» **Requirement**
Identify each line below containing the string "account" and copy it.

» **Dataset records**
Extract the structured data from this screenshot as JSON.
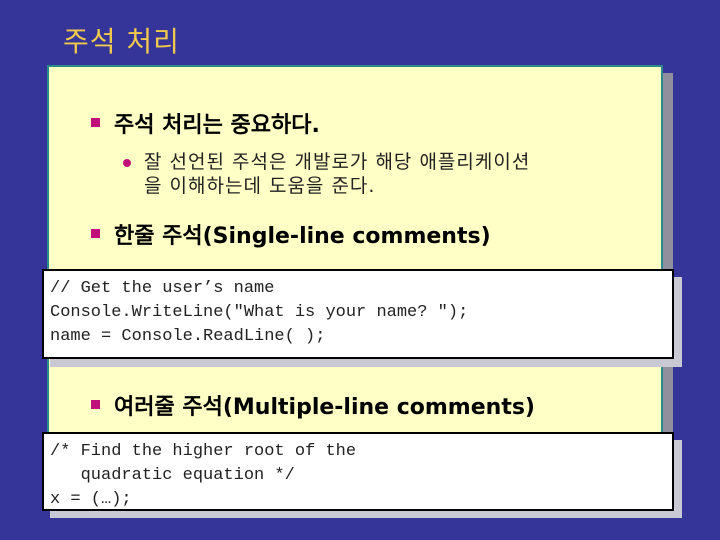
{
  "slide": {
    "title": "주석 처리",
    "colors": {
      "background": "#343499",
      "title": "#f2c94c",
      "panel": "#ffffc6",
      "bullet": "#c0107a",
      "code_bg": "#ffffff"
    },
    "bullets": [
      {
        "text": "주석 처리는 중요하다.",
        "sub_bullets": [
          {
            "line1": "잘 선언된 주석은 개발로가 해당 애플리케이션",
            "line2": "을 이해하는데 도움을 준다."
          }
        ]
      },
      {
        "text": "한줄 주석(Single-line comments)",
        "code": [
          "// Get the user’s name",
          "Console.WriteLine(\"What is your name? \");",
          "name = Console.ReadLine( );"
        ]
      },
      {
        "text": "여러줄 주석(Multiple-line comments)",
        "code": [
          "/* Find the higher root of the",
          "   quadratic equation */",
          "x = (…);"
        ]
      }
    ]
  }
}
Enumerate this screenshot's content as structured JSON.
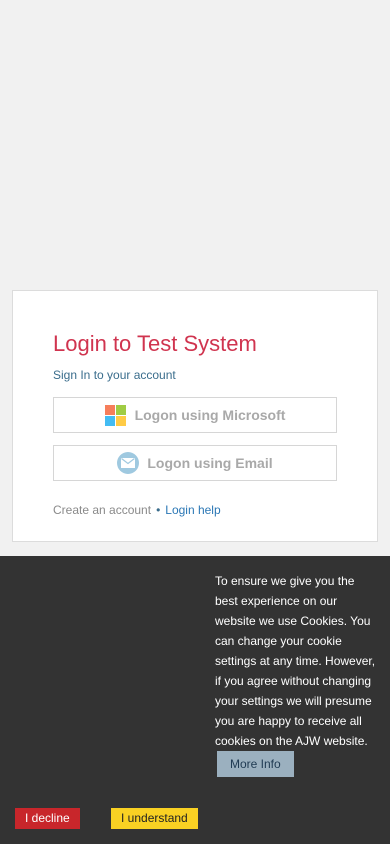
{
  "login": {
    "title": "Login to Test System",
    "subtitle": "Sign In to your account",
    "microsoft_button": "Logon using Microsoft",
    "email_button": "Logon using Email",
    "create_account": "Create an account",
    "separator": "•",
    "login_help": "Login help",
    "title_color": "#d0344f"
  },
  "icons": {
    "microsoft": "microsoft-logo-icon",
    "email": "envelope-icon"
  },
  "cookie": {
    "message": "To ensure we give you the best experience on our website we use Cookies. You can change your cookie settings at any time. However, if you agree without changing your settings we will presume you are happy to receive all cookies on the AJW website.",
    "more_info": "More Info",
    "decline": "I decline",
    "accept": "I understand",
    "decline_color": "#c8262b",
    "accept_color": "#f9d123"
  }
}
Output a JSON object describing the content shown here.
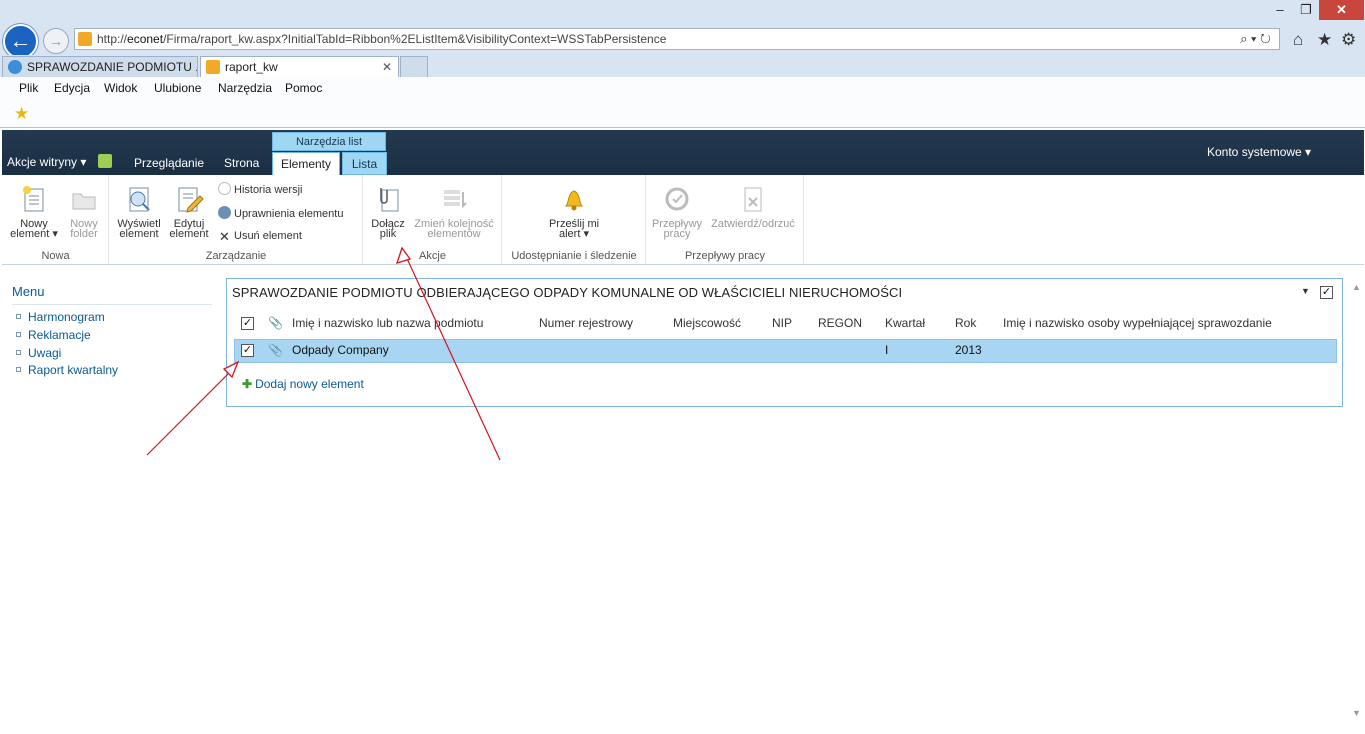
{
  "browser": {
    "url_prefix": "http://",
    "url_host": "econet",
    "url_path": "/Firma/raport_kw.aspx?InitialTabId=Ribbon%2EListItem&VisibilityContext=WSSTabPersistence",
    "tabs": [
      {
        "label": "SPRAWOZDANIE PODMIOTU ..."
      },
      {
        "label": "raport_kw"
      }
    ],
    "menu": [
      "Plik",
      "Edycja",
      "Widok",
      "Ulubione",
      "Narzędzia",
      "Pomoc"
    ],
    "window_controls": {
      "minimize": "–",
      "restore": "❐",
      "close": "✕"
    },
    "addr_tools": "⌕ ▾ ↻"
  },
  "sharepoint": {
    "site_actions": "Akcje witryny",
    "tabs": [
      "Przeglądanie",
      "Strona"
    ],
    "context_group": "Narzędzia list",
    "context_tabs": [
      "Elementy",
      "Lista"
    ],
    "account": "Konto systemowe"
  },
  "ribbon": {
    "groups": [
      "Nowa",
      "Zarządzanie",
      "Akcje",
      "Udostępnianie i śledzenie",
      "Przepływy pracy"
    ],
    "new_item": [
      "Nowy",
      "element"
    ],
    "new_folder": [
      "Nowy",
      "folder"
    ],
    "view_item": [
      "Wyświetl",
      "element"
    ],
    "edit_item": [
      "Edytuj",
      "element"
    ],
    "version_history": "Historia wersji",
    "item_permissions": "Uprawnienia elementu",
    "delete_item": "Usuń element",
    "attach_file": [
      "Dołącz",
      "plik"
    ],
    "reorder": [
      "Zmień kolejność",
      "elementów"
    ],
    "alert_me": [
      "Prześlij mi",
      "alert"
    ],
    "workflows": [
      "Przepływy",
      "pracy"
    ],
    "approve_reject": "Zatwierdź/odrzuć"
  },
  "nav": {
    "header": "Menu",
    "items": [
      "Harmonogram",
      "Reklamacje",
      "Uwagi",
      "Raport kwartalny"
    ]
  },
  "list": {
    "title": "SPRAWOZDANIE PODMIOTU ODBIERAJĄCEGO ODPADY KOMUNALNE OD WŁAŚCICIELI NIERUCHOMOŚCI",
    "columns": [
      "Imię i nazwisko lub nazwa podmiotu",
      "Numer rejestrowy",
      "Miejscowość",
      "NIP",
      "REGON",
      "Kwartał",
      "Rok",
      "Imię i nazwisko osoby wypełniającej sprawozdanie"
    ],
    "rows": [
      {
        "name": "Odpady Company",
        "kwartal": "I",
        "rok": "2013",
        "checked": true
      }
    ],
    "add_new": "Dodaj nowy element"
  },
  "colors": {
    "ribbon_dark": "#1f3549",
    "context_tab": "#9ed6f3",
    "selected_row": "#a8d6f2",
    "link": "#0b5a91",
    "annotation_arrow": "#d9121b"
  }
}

» **Answer to this exercise**
    "subtitle": "Sign In to your account",
    "create_account": "Create an account",
    "account": "Konto systemowe"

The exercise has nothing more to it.